◆ **What is being asked**: Quote the whole listing word for word, please.

◆ **Material for this exercise**:
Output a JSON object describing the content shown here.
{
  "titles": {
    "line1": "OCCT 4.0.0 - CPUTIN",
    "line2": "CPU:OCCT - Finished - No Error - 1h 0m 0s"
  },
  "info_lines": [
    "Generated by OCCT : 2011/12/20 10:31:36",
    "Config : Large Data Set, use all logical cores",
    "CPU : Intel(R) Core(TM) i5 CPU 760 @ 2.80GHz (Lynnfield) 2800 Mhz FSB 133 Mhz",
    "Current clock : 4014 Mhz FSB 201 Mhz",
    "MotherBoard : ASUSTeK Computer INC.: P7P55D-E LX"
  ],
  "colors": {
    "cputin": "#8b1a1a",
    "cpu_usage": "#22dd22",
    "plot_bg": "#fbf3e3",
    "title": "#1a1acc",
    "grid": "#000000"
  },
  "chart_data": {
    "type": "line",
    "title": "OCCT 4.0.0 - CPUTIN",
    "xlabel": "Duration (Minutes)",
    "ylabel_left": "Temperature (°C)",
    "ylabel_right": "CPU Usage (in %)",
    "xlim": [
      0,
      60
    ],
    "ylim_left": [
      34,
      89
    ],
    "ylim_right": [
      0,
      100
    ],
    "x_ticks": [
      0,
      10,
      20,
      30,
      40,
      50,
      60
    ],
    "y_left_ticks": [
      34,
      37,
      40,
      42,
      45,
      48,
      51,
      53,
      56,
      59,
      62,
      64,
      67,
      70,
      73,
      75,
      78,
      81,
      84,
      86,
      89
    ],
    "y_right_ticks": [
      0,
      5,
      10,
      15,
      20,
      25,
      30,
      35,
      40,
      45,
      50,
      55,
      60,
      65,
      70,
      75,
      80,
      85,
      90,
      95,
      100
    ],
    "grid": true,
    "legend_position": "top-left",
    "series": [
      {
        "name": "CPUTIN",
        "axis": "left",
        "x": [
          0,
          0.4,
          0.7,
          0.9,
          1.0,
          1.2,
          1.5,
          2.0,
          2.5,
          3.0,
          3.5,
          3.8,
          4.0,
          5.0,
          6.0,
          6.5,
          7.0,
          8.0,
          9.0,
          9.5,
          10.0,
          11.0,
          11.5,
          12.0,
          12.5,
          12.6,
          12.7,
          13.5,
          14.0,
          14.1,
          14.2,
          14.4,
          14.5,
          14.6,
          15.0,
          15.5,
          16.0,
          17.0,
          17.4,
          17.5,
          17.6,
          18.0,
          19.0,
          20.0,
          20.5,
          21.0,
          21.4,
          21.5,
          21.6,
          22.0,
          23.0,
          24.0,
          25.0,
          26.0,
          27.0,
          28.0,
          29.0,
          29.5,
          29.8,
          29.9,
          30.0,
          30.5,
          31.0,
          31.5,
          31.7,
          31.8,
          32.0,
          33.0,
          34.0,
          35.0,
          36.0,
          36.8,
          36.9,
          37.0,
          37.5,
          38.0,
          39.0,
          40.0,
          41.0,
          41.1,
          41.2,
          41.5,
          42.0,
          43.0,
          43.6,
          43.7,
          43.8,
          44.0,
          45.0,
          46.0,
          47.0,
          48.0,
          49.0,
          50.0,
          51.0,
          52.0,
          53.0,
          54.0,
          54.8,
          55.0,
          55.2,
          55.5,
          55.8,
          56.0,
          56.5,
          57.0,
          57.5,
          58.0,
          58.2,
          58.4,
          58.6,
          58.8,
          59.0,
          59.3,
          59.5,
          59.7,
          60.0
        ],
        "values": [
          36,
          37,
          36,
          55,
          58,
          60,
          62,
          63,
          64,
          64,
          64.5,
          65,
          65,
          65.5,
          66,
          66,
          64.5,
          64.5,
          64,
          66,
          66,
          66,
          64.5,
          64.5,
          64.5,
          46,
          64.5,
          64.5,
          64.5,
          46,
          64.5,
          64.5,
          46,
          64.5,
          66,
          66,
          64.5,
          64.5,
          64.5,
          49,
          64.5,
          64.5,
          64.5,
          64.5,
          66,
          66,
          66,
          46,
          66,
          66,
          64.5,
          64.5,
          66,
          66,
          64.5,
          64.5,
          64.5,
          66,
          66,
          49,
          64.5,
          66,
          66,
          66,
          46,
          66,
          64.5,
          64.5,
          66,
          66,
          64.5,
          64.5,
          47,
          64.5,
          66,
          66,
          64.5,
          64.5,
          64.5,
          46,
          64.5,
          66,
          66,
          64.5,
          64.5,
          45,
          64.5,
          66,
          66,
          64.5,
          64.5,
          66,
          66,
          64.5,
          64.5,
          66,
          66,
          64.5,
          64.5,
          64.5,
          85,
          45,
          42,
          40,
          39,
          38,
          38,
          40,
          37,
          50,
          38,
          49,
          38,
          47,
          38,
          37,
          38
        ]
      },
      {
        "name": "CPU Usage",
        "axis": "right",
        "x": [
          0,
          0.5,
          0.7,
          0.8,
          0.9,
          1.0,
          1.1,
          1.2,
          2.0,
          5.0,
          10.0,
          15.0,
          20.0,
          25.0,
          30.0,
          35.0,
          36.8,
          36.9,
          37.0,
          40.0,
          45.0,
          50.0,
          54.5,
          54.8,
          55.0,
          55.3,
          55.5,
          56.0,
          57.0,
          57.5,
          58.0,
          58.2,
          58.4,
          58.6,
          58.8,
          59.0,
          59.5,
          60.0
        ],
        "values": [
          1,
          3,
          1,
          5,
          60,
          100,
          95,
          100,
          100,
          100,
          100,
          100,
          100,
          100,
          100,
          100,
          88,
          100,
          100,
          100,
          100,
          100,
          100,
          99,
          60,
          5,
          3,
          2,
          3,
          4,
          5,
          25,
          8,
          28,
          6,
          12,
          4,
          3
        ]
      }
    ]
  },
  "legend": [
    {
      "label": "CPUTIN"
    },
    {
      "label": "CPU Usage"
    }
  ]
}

◆ **Exercise result**:
Output a JSON object describing the content shown here.
{
  "titles": {
    "line1": "OCCT 4.0.0 - CPUTIN",
    "line2": "CPU:OCCT - Finished - No Error - 1h 0m 0s"
  },
  "info_lines": [
    "Generated by OCCT : 2011/12/20 10:31:36",
    "Config : Large Data Set, use all logical cores",
    "CPU : Intel(R) Core(TM) i5 CPU 760 @ 2.80GHz (Lynnfield) 2800 Mhz FSB 133 Mhz",
    "Current clock : 4014 Mhz FSB 201 Mhz",
    "MotherBoard : ASUSTeK Computer INC.: P7P55D-E LX"
  ],
  "colors": {
    "cputin": "#8b1a1a",
    "cpu_usage": "#22dd22",
    "plot_bg": "#fbf3e3",
    "title": "#1a1acc",
    "grid": "#000000"
  },
  "chart_data": {
    "type": "line",
    "title": "OCCT 4.0.0 - CPUTIN",
    "xlabel": "Duration (Minutes)",
    "ylabel_left": "Temperature (°C)",
    "ylabel_right": "CPU Usage (in %)",
    "xlim": [
      0,
      60
    ],
    "ylim_left": [
      34,
      89
    ],
    "ylim_right": [
      0,
      100
    ],
    "x_ticks": [
      0,
      10,
      20,
      30,
      40,
      50,
      60
    ],
    "y_left_ticks": [
      34,
      37,
      40,
      42,
      45,
      48,
      51,
      53,
      56,
      59,
      62,
      64,
      67,
      70,
      73,
      75,
      78,
      81,
      84,
      86,
      89
    ],
    "y_right_ticks": [
      0,
      5,
      10,
      15,
      20,
      25,
      30,
      35,
      40,
      45,
      50,
      55,
      60,
      65,
      70,
      75,
      80,
      85,
      90,
      95,
      100
    ],
    "grid": true,
    "legend_position": "top-left",
    "series": [
      {
        "name": "CPUTIN",
        "axis": "left",
        "x": [
          0,
          0.4,
          0.7,
          0.9,
          1.0,
          1.2,
          1.5,
          2.0,
          2.5,
          3.0,
          3.5,
          3.8,
          4.0,
          5.0,
          6.0,
          6.5,
          7.0,
          8.0,
          9.0,
          9.5,
          10.0,
          11.0,
          11.5,
          12.0,
          12.5,
          12.6,
          12.7,
          13.5,
          14.0,
          14.1,
          14.2,
          14.4,
          14.5,
          14.6,
          15.0,
          15.5,
          16.0,
          17.0,
          17.4,
          17.5,
          17.6,
          18.0,
          19.0,
          20.0,
          20.5,
          21.0,
          21.4,
          21.5,
          21.6,
          22.0,
          23.0,
          24.0,
          25.0,
          26.0,
          27.0,
          28.0,
          29.0,
          29.5,
          29.8,
          29.9,
          30.0,
          30.5,
          31.0,
          31.5,
          31.7,
          31.8,
          32.0,
          33.0,
          34.0,
          35.0,
          36.0,
          36.8,
          36.9,
          37.0,
          37.5,
          38.0,
          39.0,
          40.0,
          41.0,
          41.1,
          41.2,
          41.5,
          42.0,
          43.0,
          43.6,
          43.7,
          43.8,
          44.0,
          45.0,
          46.0,
          47.0,
          48.0,
          49.0,
          50.0,
          51.0,
          52.0,
          53.0,
          54.0,
          54.8,
          55.0,
          55.2,
          55.5,
          55.8,
          56.0,
          56.5,
          57.0,
          57.5,
          58.0,
          58.2,
          58.4,
          58.6,
          58.8,
          59.0,
          59.3,
          59.5,
          59.7,
          60.0
        ],
        "values": [
          36,
          37,
          36,
          55,
          58,
          60,
          62,
          63,
          64,
          64,
          64.5,
          65,
          65,
          65.5,
          66,
          66,
          64.5,
          64.5,
          64,
          66,
          66,
          66,
          64.5,
          64.5,
          64.5,
          46,
          64.5,
          64.5,
          64.5,
          46,
          64.5,
          64.5,
          46,
          64.5,
          66,
          66,
          64.5,
          64.5,
          64.5,
          49,
          64.5,
          64.5,
          64.5,
          64.5,
          66,
          66,
          66,
          46,
          66,
          66,
          64.5,
          64.5,
          66,
          66,
          64.5,
          64.5,
          64.5,
          66,
          66,
          49,
          64.5,
          66,
          66,
          66,
          46,
          66,
          64.5,
          64.5,
          66,
          66,
          64.5,
          64.5,
          47,
          64.5,
          66,
          66,
          64.5,
          64.5,
          64.5,
          46,
          64.5,
          66,
          66,
          64.5,
          64.5,
          45,
          64.5,
          66,
          66,
          64.5,
          64.5,
          66,
          66,
          64.5,
          64.5,
          66,
          66,
          64.5,
          64.5,
          64.5,
          85,
          45,
          42,
          40,
          39,
          38,
          38,
          40,
          37,
          50,
          38,
          49,
          38,
          47,
          38,
          37,
          38
        ]
      },
      {
        "name": "CPU Usage",
        "axis": "right",
        "x": [
          0,
          0.5,
          0.7,
          0.8,
          0.9,
          1.0,
          1.1,
          1.2,
          2.0,
          5.0,
          10.0,
          15.0,
          20.0,
          25.0,
          30.0,
          35.0,
          36.8,
          36.9,
          37.0,
          40.0,
          45.0,
          50.0,
          54.5,
          54.8,
          55.0,
          55.3,
          55.5,
          56.0,
          57.0,
          57.5,
          58.0,
          58.2,
          58.4,
          58.6,
          58.8,
          59.0,
          59.5,
          60.0
        ],
        "values": [
          1,
          3,
          1,
          5,
          60,
          100,
          95,
          100,
          100,
          100,
          100,
          100,
          100,
          100,
          100,
          100,
          88,
          100,
          100,
          100,
          100,
          100,
          100,
          99,
          60,
          5,
          3,
          2,
          3,
          4,
          5,
          25,
          8,
          28,
          6,
          12,
          4,
          3
        ]
      }
    ]
  },
  "legend": [
    {
      "label": "CPUTIN"
    },
    {
      "label": "CPU Usage"
    }
  ]
}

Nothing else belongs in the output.